◆ **Source document**
Yes, US housing starts were strong; they had fallen off-peak, bottomed and climbed out only to hit 1992 levels. Moreover, funds that are not getting the yields from government bonds are investing in residential houses and apartment complexes; the danger in raising US interest rates is that it could kill off these activities, said Pong.

Amidst the positive data, the Federal Reserve Bank of New York reported that its Empire State manufacturing index plunged to minus 14.9 from a positive reading of 3.9 in July, which was the lowest level since April 2009, said AP.

Financial data firm Markit said its preliminary US manufacturing purchasing managers' index fell to 52.9 in August, its lowest since October 2013, from a final July reading of 53.8.

Job creation also slowed in August, with the index at 52.2, its weakest since July 2014, down from a final July reading of 53.8.

'A few more of this kind of negative data, and the Fed may call off the rate hikes,'' said Pong.

Noting that the investment mindset had changed from focusing on GLCs and blue chips, he pointed out that small caps and tightly held companies on the FBM Fledgling index [FBMFLG] had performed better than the KLCI.

◆ **Given exercise A**
Decide whether each statement below agrees with the passage on US economic data. (i) The Empire State manufacturing index fell to its lowest level since April 2009. (ii) Markit's preliminary US manufacturing purchasing managers' index rose in August. (iii) Small caps on the FBM Fledgling index performed worse than the KLCI.

◆ **Supplied data**

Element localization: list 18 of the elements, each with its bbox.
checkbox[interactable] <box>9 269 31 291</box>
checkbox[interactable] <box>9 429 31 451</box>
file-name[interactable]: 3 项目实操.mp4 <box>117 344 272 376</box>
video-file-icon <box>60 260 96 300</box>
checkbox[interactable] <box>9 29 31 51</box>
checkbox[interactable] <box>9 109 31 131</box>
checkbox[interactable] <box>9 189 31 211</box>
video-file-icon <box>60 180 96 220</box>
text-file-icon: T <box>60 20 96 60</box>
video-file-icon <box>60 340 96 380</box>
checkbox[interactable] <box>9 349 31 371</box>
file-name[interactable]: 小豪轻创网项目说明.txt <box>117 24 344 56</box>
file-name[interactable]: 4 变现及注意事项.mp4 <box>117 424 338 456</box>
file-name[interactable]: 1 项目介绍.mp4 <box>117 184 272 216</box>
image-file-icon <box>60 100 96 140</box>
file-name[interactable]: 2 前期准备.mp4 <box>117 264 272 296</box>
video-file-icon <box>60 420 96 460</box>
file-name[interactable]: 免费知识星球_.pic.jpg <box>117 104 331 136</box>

◆ **Given exercise B**
Reproduce verbatim the part of the records that opens with their first line and closes with the line containing "video-file-icon <box>60 420 96 460</box>", with both of those lines included.

◆ **Complete answer A**
(i) Yes: "which was the lowest level since April 2009"
(ii) No: "fell to 52.9 in August, its lowest since October 2013"
(iii) No: "had performed better than the KLCI"

◆ **Complete answer B**
Element localization: list 18 of the elements, each with its bbox.
checkbox[interactable] <box>9 269 31 291</box>
checkbox[interactable] <box>9 429 31 451</box>
file-name[interactable]: 3 项目实操.mp4 <box>117 344 272 376</box>
video-file-icon <box>60 260 96 300</box>
checkbox[interactable] <box>9 29 31 51</box>
checkbox[interactable] <box>9 109 31 131</box>
checkbox[interactable] <box>9 189 31 211</box>
video-file-icon <box>60 180 96 220</box>
text-file-icon: T <box>60 20 96 60</box>
video-file-icon <box>60 340 96 380</box>
checkbox[interactable] <box>9 349 31 371</box>
file-name[interactable]: 小豪轻创网项目说明.txt <box>117 24 344 56</box>
file-name[interactable]: 4 变现及注意事项.mp4 <box>117 424 338 456</box>
file-name[interactable]: 1 项目介绍.mp4 <box>117 184 272 216</box>
image-file-icon <box>60 100 96 140</box>
file-name[interactable]: 2 前期准备.mp4 <box>117 264 272 296</box>
video-file-icon <box>60 420 96 460</box>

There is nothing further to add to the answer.